__Problem__: Print every entry word for word, but omit the pictures.

(Stored entries)
* Begin *

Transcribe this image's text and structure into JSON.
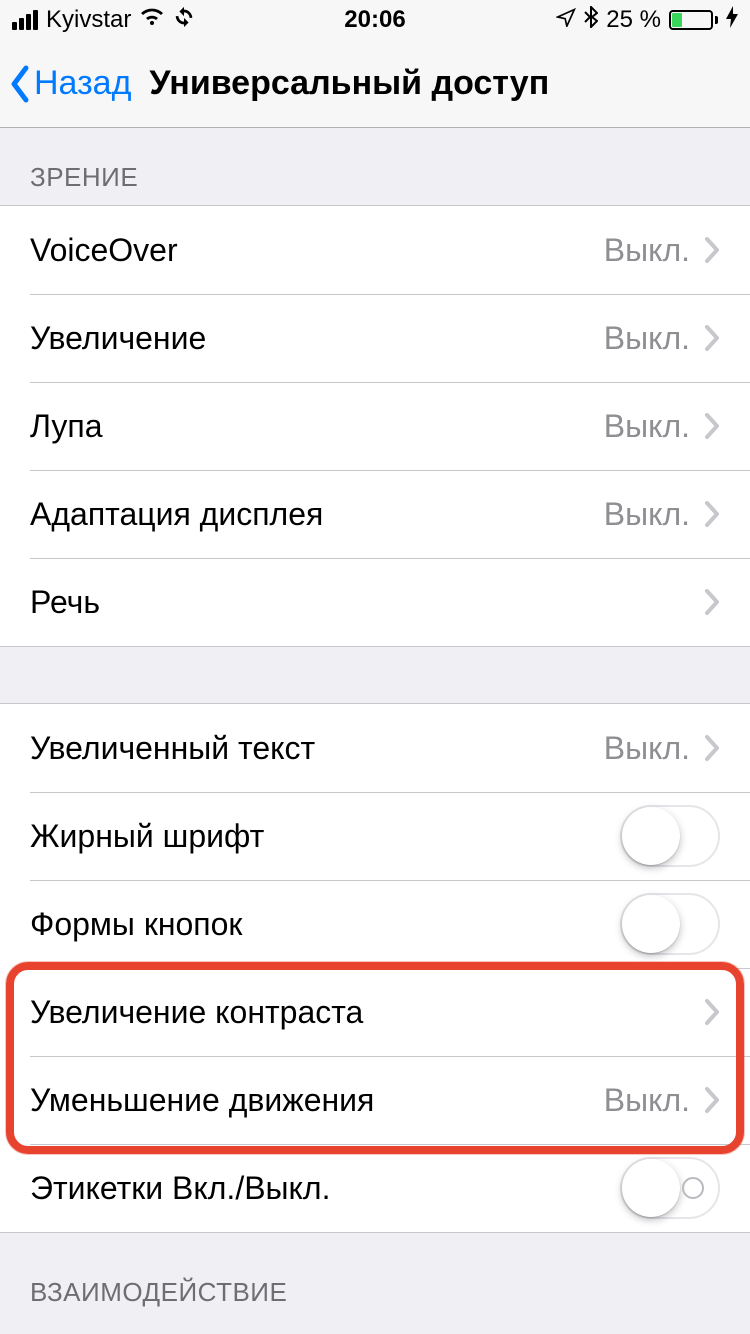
{
  "status": {
    "carrier": "Kyivstar",
    "time": "20:06",
    "battery_pct": "25 %"
  },
  "nav": {
    "back": "Назад",
    "title": "Универсальный доступ"
  },
  "sections": {
    "vision_header": "ЗРЕНИЕ",
    "interaction_header": "ВЗАИМОДЕЙСТВИЕ"
  },
  "rows": {
    "voiceover": {
      "label": "VoiceOver",
      "value": "Выкл."
    },
    "zoom": {
      "label": "Увеличение",
      "value": "Выкл."
    },
    "magnifier": {
      "label": "Лупа",
      "value": "Выкл."
    },
    "display": {
      "label": "Адаптация дисплея",
      "value": "Выкл."
    },
    "speech": {
      "label": "Речь"
    },
    "larger_text": {
      "label": "Увеличенный текст",
      "value": "Выкл."
    },
    "bold_text": {
      "label": "Жирный шрифт"
    },
    "button_shapes": {
      "label": "Формы кнопок"
    },
    "increase_contrast": {
      "label": "Увеличение контраста"
    },
    "reduce_motion": {
      "label": "Уменьшение движения",
      "value": "Выкл."
    },
    "on_off_labels": {
      "label": "Этикетки Вкл./Выкл."
    }
  },
  "annotation_highlight": "rows 'Увеличение контраста' and 'Уменьшение движения' are circled in red"
}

* End *

__Response to the task__:
Transcribe this image's text and structure into JSON.
{
  "status": {
    "carrier": "Kyivstar",
    "time": "20:06",
    "battery_pct": "25 %"
  },
  "nav": {
    "back": "Назад",
    "title": "Универсальный доступ"
  },
  "sections": {
    "vision_header": "ЗРЕНИЕ",
    "interaction_header": "ВЗАИМОДЕЙСТВИЕ"
  },
  "rows": {
    "voiceover": {
      "label": "VoiceOver",
      "value": "Выкл."
    },
    "zoom": {
      "label": "Увеличение",
      "value": "Выкл."
    },
    "magnifier": {
      "label": "Лупа",
      "value": "Выкл."
    },
    "display": {
      "label": "Адаптация дисплея",
      "value": "Выкл."
    },
    "speech": {
      "label": "Речь"
    },
    "larger_text": {
      "label": "Увеличенный текст",
      "value": "Выкл."
    },
    "bold_text": {
      "label": "Жирный шрифт"
    },
    "button_shapes": {
      "label": "Формы кнопок"
    },
    "increase_contrast": {
      "label": "Увеличение контраста"
    },
    "reduce_motion": {
      "label": "Уменьшение движения",
      "value": "Выкл."
    },
    "on_off_labels": {
      "label": "Этикетки Вкл./Выкл."
    }
  },
  "annotation_highlight": "rows 'Увеличение контраста' and 'Уменьшение движения' are circled in red"
}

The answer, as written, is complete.